List each line in which the string "ФСМС" appears.

— BEGIN Exercise material —

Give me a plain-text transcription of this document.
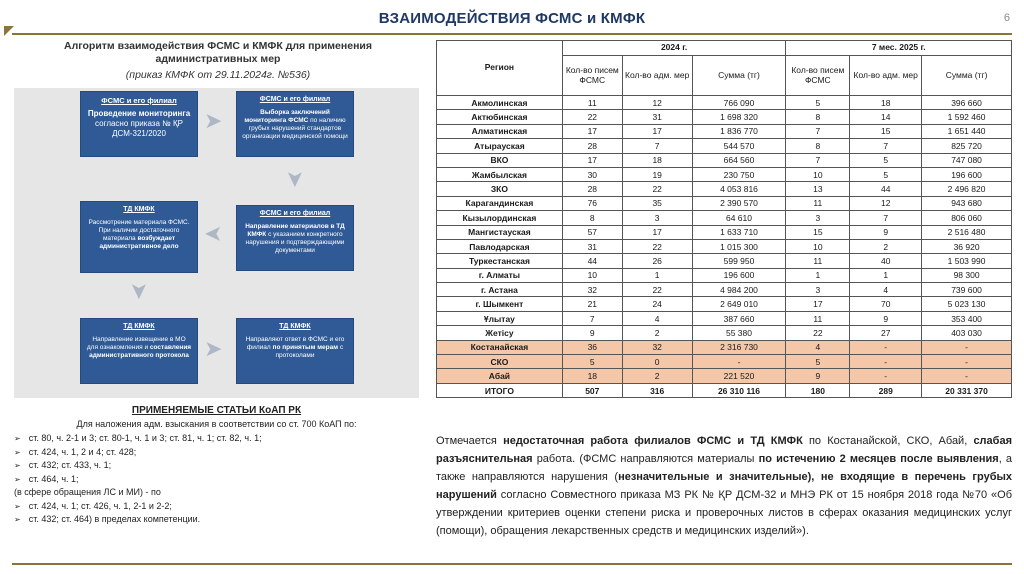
ВЗАИМОДЕЙСТВИЯ ФСМС и КМФК	6
Алгоритм взаимодействия ФСМС и КМФК для применения административных мер
(приказ КМФК от 29.11.2024г. №536)
ФСМС и его филиал
Проведение мониторинга согласно приказа № ҚР ДСМ-321/2020
➤
ФСМС и его филиал
Выборка заключений мониторинга ФСМС по наличию грубых нарушений стандартов организации медицинской помощи
➤
ФСМС и его филиал
Направление материалов в ТД КМФК с указанием конкретного нарушения и подтверждающими документами
➤
ТД КМФК
Рассмотрение материала ФСМС. При наличии достаточного материала возбуждает административное дело
➤
ТД КМФК
Направление извещение в МО для ознакомления и составления административного протокола ➤
ТД КМФК
Направляют ответ в ФСМС и его филиал по принятым мерам с протоколами
ПРИМЕНЯЕМЫЕ СТАТЬИ КоАП РК
Для наложения адм. взыскания в соответствии со ст. 700 КоАП по:
➢ ст. 80, ч. 2-1 и 3; ст. 80-1, ч. 1 и 3; ст. 81, ч. 1; ст. 82, ч. 1;
➢ ст. 424, ч. 1, 2 и 4; ст. 428;
➢ ст. 432; ст. 433, ч. 1;
➢ ст. 464, ч. 1;
(в сфере обращения ЛС и МИ) - по
➢ ст. 424, ч. 1; ст. 426, ч. 1, 2-1 и 2-2;
➢ ст. 432; ст. 464) в пределах компетенции.
Регион	2024 г.			7 мес. 2025 г.		
	Кол-во писем ФСМС	Кол-во адм. мер	Сумма (тг)	Кол-во писем ФСМС	Кол-во адм. мер	Сумма (тг)
Акмолинская	11	12	766 090	5	18	396 660
Актюбинская	22	31	1 698 320	8	14	1 592 460
Алматинская	17	17	1 836 770	7	15	1 651 440
Атырауская	28	7	544 570	8	7	825 720
ВКО	17	18	664 560	7	5	747 080
Жамбылская	30	19	230 750	10	5	196 600
ЗКО	28	22	4 053 816	13	44	2 496 820
Карагандинская	76	35	2 390 570	11	12	943 680
Кызылординская	8	3	64 610	3	7	806 060
Мангистауская	57	17	1 633 710	15	9	2 516 480
Павлодарская	31	22	1 015 300	10	2	36 920
Туркестанская	44	26	599 950	11	40	1 503 990
г. Алматы	10	1	196 600	1	1	98 300
г. Астана	32	22	4 984 200	3	4	739 600
г. Шымкент	21	24	2 649 010	17	70	5 023 130
Ұлытау	7	4	387 660	11	9	353 400
Жетісу	9	2	55 380	22	27	403 030
Костанайская	36	32	2 316 730	4	-	-
СКО	5	0	-	5	-	-
Абай	18	2	221 520	9	-	-
ИТОГО	507	316	26 310 116	180	289	20 331 370
Отмечается недостаточная работа филиалов ФСМС и ТД КМФК по Костанайской, СКО, Абай, слабая разъяснительная работа. (ФСМС направляются материалы по истечению 2 месяцев после выявления, а также направляются нарушения (незначительные и значительные), не входящие в перечень грубых нарушений согласно Совместного приказа МЗ РК № ҚР ДСМ-32 и МНЭ РК от 15 ноября 2018 года №70 «Об утверждении критериев оценки степени риска и проверочных листов в сферах оказания медицинских услуг (помощи), обращения лекарственных средств и медицинских изделий»).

— END Exercise material —

(Completed task)
ВЗАИМОДЕЙСТВИЯ ФСМС и КМФК	6
Алгоритм взаимодействия ФСМС и КМФК для применения административных мер
ФСМС и его филиал
ФСМС и его филиал
Выборка заключений мониторинга ФСМС по наличию грубых нарушений стандартов организации медицинской помощи
ФСМС и его филиал
Рассмотрение материала ФСМС. При наличии достаточного материала возбуждает административное дело
Направляют ответ в ФСМС и его филиал по принятым мерам с протоколами
	Кол-во писем ФСМС	Кол-во адм. мер	Сумма (тг)	Кол-во писем ФСМС	Кол-во адм. мер	Сумма (тг)
Отмечается недостаточная работа филиалов ФСМС и ТД КМФК по Костанайской, СКО, Абай, слабая разъяснительная работа. (ФСМС направляются материалы по истечению 2 месяцев после выявления, а также направляются нарушения (незначительные и значительные), не входящие в перечень грубых нарушений согласно Совместного приказа МЗ РК № ҚР ДСМ-32 и МНЭ РК от 15 ноября 2018 года №70 «Об утверждении критериев оценки степени риска и проверочных листов в сферах оказания медицинских услуг (помощи), обращения лекарственных средств и медицинских изделий»).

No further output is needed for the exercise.